Input records
□ □ □

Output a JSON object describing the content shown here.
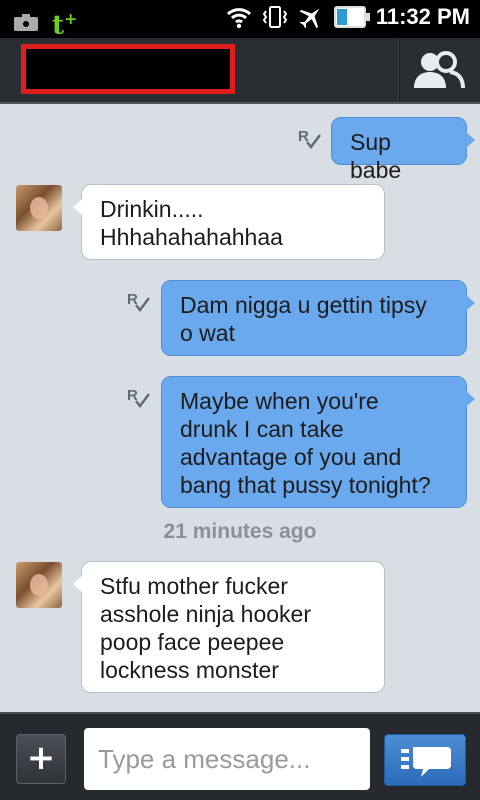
{
  "status_bar": {
    "time": "11:32 PM",
    "icons": [
      "camera-icon",
      "tumblr-icon",
      "wifi-icon",
      "vibrate-icon",
      "airplane-icon",
      "battery-icon"
    ],
    "tumblr_glyph": "t",
    "tumblr_plus": "+"
  },
  "header": {
    "contact_name": "",
    "contact_button_icon": "contact-profile-icon"
  },
  "messages": [
    {
      "direction": "out",
      "text": "Sup babe",
      "status_icon": "read-receipt-icon"
    },
    {
      "direction": "in",
      "lines": [
        "Drinkin.....",
        "Hhhahahahahhaa"
      ]
    },
    {
      "direction": "out",
      "lines": [
        "Dam nigga u gettin tipsy",
        "o wat"
      ],
      "status_icon": "read-receipt-icon"
    },
    {
      "direction": "out",
      "lines": [
        "Maybe when you're",
        "drunk I can take",
        "advantage of you and",
        "bang that pussy tonight?"
      ],
      "status_icon": "read-receipt-icon"
    },
    {
      "direction": "in",
      "lines": [
        "Stfu mother fucker",
        "asshole ninja hooker",
        "poop face peepee",
        "lockness monster"
      ]
    }
  ],
  "timestamp": "21 minutes ago",
  "compose": {
    "attach_label": "+",
    "placeholder": "Type a message...",
    "value": "",
    "send_icon": "send-message-icon"
  },
  "colors": {
    "outgoing_bubble": "#6aa9ee",
    "incoming_bubble": "#ffffff",
    "thread_background": "#d9dee4",
    "header_background": "#2a2d31",
    "tumblr_green": "#6fcc1e",
    "send_button": "#3a7cc7"
  }
}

□ □ □

What you will do
Quote the material exactly. Pictures stay out.

Solution to the problem
Output a JSON object describing the content shown here.
{
  "status_bar": {
    "time": "11:32 PM",
    "icons": [
      "camera-icon",
      "tumblr-icon",
      "wifi-icon",
      "vibrate-icon",
      "airplane-icon",
      "battery-icon"
    ],
    "tumblr_glyph": "t",
    "tumblr_plus": "+"
  },
  "header": {
    "contact_name": "",
    "contact_button_icon": "contact-profile-icon"
  },
  "messages": [
    {
      "direction": "out",
      "text": "Sup babe",
      "status_icon": "read-receipt-icon"
    },
    {
      "direction": "in",
      "lines": [
        "Drinkin.....",
        "Hhhahahahahhaa"
      ]
    },
    {
      "direction": "out",
      "lines": [
        "Dam nigga u gettin tipsy",
        "o wat"
      ],
      "status_icon": "read-receipt-icon"
    },
    {
      "direction": "out",
      "lines": [
        "Maybe when you're",
        "drunk I can take",
        "advantage of you and",
        "bang that pussy tonight?"
      ],
      "status_icon": "read-receipt-icon"
    },
    {
      "direction": "in",
      "lines": [
        "Stfu mother fucker",
        "asshole ninja hooker",
        "poop face peepee",
        "lockness monster"
      ]
    }
  ],
  "timestamp": "21 minutes ago",
  "compose": {
    "attach_label": "+",
    "placeholder": "Type a message...",
    "value": "",
    "send_icon": "send-message-icon"
  },
  "colors": {
    "outgoing_bubble": "#6aa9ee",
    "incoming_bubble": "#ffffff",
    "thread_background": "#d9dee4",
    "header_background": "#2a2d31",
    "tumblr_green": "#6fcc1e",
    "send_button": "#3a7cc7"
  }
}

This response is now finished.